AIM:
Which of the rows below contain the string "title"? Pull out each of those rows in full.

· · · · ·

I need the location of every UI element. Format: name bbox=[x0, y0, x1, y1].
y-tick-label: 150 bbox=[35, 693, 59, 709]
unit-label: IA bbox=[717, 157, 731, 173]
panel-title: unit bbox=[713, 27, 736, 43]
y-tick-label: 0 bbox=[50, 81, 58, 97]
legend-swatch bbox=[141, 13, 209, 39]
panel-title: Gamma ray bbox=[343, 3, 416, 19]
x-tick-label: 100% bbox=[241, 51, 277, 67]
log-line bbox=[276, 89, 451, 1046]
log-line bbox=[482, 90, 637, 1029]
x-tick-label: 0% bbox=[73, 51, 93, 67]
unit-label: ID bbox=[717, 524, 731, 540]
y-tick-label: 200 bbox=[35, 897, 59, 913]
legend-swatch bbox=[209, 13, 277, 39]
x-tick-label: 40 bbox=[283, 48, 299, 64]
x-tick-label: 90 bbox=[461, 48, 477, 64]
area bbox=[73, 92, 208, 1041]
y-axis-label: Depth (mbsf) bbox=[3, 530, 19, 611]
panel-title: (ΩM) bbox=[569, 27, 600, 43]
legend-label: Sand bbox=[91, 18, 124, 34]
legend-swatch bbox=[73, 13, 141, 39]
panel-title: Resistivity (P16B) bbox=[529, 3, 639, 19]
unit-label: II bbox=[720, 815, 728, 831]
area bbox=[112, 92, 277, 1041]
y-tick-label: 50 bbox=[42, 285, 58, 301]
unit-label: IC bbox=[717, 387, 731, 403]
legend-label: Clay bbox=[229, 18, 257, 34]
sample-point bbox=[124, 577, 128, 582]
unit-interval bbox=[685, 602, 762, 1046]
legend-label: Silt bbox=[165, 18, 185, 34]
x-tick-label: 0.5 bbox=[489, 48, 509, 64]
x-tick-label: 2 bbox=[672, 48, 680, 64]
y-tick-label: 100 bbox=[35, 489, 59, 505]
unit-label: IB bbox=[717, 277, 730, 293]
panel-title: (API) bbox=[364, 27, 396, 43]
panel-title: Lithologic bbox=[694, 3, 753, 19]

· · · · ·

RESULT OF THE EXERCISE:
panel-title: unit bbox=[713, 27, 736, 43]
panel-title: Gamma ray bbox=[343, 3, 416, 19]
panel-title: (ΩM) bbox=[569, 27, 600, 43]
panel-title: Resistivity (P16B) bbox=[529, 3, 639, 19]
panel-title: (API) bbox=[364, 27, 396, 43]
panel-title: Lithologic bbox=[694, 3, 753, 19]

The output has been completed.